### TASK INSTRUCTIONS
Report every line of the listing below in which the string "Tagln" occurs.

● ● ●

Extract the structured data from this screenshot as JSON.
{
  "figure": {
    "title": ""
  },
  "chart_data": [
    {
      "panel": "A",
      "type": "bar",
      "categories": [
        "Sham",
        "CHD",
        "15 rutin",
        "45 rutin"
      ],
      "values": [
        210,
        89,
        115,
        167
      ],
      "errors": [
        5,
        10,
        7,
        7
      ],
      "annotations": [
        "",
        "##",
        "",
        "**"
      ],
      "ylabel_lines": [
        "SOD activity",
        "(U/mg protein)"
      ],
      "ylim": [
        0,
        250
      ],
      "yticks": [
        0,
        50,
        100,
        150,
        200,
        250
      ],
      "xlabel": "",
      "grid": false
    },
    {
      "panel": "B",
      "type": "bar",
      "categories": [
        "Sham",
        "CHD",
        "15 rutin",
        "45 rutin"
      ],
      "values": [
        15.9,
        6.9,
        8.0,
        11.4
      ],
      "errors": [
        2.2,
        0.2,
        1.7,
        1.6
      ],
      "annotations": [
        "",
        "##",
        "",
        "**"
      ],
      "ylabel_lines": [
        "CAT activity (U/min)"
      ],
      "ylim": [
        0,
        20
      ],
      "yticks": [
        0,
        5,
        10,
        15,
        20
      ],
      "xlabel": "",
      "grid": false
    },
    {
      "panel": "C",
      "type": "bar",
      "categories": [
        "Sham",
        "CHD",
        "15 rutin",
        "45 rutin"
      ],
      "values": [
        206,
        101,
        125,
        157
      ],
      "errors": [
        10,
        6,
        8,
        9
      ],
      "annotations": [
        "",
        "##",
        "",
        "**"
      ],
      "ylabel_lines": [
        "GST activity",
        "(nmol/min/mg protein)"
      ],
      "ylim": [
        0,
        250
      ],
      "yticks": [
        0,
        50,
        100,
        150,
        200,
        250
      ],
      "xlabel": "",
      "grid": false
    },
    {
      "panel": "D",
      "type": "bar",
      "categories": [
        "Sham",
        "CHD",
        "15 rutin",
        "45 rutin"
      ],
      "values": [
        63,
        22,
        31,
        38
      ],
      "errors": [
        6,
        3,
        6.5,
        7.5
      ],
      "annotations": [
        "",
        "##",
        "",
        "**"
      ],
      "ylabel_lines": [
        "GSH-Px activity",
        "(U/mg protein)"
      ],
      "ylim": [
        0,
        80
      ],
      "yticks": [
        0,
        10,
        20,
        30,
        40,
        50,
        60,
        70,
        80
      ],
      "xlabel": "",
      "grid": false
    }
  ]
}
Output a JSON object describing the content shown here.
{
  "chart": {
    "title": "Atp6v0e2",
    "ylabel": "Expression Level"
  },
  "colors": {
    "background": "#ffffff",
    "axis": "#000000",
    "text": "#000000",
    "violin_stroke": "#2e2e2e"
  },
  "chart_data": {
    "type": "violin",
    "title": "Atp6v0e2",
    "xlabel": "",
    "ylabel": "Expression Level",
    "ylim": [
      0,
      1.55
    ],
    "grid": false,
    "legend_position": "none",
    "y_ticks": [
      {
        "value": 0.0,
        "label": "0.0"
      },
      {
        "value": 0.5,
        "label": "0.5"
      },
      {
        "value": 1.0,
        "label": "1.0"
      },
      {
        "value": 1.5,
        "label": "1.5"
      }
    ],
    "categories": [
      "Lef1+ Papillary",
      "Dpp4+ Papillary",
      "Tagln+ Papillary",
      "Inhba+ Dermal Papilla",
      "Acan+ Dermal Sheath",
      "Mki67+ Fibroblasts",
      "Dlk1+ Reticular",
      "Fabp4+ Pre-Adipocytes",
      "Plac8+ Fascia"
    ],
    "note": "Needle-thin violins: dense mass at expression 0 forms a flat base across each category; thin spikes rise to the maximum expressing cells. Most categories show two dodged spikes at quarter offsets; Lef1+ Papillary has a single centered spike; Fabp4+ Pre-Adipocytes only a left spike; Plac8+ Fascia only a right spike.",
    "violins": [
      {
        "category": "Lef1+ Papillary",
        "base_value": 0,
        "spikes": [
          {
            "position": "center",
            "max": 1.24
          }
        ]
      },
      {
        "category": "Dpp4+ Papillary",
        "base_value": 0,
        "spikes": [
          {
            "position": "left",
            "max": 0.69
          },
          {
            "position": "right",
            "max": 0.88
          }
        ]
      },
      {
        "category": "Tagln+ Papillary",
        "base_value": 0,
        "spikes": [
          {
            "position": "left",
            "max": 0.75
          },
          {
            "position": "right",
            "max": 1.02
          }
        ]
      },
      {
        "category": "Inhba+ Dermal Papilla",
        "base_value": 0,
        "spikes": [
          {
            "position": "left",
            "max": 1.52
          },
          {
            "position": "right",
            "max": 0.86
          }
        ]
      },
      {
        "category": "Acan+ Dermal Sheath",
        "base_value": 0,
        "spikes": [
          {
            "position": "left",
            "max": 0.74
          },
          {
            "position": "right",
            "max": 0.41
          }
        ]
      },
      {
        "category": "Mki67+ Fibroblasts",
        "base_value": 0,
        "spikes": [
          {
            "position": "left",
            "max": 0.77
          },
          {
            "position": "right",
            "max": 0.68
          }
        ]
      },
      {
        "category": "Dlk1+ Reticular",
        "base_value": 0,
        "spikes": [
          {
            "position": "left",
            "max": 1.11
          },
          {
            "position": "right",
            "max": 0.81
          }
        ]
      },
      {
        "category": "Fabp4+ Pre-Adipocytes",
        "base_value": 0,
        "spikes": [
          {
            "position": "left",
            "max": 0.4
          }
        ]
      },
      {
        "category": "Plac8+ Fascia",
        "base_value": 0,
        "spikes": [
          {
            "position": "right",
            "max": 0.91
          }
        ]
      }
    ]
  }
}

● ● ●

### EXERCISE OUTPUT
      "Tagln+ Papillary",
        "category": "Tagln+ Papillary",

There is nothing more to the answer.